*Exercise directions*
List, from the lines below, each one with "педагога" in it.

--------------------------------

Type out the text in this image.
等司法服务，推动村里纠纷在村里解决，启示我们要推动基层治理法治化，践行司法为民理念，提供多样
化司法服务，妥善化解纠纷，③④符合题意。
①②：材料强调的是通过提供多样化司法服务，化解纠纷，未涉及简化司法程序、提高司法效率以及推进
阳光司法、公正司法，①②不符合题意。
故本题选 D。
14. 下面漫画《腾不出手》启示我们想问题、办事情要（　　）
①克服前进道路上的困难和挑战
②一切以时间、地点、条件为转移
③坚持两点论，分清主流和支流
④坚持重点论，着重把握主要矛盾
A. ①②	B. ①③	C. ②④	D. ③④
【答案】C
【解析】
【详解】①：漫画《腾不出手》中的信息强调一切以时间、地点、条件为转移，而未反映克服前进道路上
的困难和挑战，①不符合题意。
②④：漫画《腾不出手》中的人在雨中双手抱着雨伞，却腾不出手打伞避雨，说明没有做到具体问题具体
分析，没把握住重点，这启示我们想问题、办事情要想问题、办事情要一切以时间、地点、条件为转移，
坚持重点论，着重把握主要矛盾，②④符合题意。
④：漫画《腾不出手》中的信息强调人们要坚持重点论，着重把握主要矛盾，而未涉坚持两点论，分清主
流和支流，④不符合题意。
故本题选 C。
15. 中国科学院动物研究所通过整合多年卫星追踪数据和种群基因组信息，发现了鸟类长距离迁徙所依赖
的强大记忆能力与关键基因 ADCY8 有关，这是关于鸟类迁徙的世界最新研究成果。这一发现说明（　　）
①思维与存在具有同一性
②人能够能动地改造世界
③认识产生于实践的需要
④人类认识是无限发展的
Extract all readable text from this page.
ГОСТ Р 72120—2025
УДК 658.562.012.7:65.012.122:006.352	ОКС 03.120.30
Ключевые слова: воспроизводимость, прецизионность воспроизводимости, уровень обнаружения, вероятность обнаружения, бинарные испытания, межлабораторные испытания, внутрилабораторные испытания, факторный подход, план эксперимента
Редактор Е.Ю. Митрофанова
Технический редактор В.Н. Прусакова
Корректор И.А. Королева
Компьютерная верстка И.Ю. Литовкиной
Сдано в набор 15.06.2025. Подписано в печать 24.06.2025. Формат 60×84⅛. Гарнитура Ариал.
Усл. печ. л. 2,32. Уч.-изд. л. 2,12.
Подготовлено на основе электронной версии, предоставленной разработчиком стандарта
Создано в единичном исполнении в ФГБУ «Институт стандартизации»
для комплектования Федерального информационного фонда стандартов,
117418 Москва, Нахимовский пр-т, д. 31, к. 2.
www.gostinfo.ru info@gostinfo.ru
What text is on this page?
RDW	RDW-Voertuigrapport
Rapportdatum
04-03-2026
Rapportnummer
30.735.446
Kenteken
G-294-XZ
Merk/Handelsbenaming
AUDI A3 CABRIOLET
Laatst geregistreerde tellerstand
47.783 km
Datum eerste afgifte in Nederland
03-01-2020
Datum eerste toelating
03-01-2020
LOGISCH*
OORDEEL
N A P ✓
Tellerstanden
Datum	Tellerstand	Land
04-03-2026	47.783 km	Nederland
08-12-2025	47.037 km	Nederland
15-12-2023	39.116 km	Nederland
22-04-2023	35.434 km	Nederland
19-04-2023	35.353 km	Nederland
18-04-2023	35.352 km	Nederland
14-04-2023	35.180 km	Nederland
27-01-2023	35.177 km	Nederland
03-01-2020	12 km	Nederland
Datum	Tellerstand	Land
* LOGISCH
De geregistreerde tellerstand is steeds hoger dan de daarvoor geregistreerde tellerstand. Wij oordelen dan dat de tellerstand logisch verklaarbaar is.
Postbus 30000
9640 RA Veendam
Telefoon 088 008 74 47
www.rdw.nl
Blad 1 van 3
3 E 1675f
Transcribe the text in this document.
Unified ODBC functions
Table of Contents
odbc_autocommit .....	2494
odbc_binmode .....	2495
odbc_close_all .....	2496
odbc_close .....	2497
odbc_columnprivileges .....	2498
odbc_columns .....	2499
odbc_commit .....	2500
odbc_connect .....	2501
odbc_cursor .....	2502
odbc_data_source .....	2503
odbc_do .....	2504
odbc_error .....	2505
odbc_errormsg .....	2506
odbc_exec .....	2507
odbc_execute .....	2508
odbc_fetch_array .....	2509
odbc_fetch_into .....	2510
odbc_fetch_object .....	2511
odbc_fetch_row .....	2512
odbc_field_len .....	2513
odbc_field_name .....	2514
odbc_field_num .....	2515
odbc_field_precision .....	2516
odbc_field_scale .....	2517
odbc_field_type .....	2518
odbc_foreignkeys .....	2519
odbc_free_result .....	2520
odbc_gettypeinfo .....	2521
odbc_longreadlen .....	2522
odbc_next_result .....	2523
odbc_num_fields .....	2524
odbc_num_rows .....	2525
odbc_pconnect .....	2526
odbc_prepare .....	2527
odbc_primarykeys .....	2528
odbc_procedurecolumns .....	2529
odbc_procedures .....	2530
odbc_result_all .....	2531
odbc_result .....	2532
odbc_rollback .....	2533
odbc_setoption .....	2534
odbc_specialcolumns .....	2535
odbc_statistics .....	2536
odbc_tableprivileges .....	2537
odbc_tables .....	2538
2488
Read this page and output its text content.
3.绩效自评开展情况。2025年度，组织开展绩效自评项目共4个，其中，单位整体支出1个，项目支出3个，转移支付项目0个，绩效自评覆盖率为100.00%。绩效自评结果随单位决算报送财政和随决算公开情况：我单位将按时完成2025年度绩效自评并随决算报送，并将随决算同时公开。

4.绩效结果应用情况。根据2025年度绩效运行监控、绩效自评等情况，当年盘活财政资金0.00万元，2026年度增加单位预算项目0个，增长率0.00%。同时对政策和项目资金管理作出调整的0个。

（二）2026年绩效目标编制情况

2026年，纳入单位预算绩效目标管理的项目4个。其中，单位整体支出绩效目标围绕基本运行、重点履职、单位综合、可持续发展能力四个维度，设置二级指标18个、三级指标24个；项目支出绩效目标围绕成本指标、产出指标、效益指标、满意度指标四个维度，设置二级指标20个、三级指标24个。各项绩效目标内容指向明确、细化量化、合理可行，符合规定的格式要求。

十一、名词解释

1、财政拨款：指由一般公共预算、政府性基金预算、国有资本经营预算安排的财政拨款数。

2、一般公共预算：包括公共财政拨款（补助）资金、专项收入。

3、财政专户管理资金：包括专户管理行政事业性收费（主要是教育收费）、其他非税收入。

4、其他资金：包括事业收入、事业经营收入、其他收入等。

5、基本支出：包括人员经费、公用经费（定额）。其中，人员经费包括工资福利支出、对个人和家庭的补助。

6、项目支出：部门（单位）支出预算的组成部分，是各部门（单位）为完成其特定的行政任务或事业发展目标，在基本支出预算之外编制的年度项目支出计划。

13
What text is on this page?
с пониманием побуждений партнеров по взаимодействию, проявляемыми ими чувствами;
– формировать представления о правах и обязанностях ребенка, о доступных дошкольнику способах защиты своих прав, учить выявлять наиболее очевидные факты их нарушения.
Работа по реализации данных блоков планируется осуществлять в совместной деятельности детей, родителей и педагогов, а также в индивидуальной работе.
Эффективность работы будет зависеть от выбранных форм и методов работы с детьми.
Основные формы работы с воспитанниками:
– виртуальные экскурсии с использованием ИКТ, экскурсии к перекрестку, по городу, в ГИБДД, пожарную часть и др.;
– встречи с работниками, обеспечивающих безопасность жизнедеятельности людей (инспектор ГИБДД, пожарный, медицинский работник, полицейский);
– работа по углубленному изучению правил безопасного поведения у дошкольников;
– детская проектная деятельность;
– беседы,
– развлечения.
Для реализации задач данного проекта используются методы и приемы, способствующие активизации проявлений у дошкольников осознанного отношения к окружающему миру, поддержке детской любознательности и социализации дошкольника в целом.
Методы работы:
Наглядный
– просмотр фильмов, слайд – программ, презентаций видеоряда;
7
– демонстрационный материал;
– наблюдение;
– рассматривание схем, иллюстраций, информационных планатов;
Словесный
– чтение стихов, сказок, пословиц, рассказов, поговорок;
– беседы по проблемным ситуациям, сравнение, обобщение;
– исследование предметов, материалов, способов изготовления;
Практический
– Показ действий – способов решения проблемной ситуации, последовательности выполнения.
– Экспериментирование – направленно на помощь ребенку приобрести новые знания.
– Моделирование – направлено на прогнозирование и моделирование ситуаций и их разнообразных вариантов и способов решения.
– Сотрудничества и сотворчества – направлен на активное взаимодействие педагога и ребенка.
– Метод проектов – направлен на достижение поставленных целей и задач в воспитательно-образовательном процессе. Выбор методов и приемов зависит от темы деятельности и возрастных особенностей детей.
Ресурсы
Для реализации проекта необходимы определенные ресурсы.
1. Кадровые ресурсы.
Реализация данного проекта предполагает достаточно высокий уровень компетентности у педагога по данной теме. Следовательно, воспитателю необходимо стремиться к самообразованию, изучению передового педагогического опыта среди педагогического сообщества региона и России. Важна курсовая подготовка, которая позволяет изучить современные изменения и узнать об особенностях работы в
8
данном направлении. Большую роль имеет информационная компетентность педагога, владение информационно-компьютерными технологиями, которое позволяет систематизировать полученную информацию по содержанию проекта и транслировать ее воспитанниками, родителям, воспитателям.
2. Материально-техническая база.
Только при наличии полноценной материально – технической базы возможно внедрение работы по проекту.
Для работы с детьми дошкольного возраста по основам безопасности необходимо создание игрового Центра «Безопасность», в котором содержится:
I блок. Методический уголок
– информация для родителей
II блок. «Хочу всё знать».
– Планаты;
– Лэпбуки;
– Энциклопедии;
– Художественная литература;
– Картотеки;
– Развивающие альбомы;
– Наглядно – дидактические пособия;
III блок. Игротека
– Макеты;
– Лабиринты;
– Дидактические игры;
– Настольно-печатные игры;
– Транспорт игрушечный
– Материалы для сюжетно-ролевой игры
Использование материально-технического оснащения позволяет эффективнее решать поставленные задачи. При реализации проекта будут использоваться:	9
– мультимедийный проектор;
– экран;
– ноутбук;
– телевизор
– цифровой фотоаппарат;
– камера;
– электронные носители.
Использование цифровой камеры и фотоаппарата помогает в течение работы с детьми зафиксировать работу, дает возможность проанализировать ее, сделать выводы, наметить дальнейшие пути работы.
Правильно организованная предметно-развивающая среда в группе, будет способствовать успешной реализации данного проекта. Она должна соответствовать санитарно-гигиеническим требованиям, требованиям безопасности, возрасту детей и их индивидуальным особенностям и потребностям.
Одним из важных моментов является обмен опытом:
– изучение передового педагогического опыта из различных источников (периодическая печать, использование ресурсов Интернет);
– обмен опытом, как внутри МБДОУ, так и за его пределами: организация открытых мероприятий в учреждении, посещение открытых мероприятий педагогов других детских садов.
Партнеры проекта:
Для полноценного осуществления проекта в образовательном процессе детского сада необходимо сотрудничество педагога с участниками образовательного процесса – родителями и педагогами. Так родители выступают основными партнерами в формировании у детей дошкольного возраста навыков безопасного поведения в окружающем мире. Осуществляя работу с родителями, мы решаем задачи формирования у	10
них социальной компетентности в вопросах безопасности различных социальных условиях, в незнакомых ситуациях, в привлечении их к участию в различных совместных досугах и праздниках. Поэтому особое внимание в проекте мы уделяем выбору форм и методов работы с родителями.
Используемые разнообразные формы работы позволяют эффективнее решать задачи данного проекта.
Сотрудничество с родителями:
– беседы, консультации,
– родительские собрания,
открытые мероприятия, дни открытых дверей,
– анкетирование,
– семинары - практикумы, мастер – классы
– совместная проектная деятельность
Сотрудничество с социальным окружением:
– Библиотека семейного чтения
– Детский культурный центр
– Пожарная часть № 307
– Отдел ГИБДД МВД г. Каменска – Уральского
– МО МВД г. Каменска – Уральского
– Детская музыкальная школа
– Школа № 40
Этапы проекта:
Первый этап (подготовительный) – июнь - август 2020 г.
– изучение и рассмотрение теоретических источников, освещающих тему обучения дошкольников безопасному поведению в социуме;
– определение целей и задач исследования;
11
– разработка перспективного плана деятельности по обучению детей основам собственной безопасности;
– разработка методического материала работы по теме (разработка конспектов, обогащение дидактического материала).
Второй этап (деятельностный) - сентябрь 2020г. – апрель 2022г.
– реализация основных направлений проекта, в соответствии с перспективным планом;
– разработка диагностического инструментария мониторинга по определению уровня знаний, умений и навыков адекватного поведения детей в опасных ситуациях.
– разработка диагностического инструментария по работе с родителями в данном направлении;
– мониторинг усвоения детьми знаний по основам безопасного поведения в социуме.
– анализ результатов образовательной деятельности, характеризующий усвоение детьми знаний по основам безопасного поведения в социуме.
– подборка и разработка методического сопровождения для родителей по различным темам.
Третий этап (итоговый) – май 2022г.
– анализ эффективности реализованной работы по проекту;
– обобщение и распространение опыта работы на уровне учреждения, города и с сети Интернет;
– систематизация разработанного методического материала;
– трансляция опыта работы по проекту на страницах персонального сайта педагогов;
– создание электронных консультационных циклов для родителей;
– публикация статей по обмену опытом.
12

--------------------------------

*Full output*
– Сотрудничества и сотворчества – направлен на активное взаимодействие педагога и ребенка.
Реализация данного проекта предполагает достаточно высокий уровень компетентности у педагога по данной теме. Следовательно, воспитателю необходимо стремиться к самообразованию, изучению передового педагогического опыта среди педагогического сообщества региона и России. Важна курсовая подготовка, которая позволяет изучить современные изменения и узнать об особенностях работы в
данном направлении. Большую роль имеет информационная компетентность педагога, владение информационно-компьютерными технологиями, которое позволяет систематизировать полученную информацию по содержанию проекта и транслировать ее воспитанниками, родителям, воспитателям.
Для полноценного осуществления проекта в образовательном процессе детского сада необходимо сотрудничество педагога с участниками образовательного процесса – родителями и педагогами. Так родители выступают основными партнерами в формировании у детей дошкольного возраста навыков безопасного поведения в окружающем мире. Осуществляя работу с родителями, мы решаем задачи формирования у	10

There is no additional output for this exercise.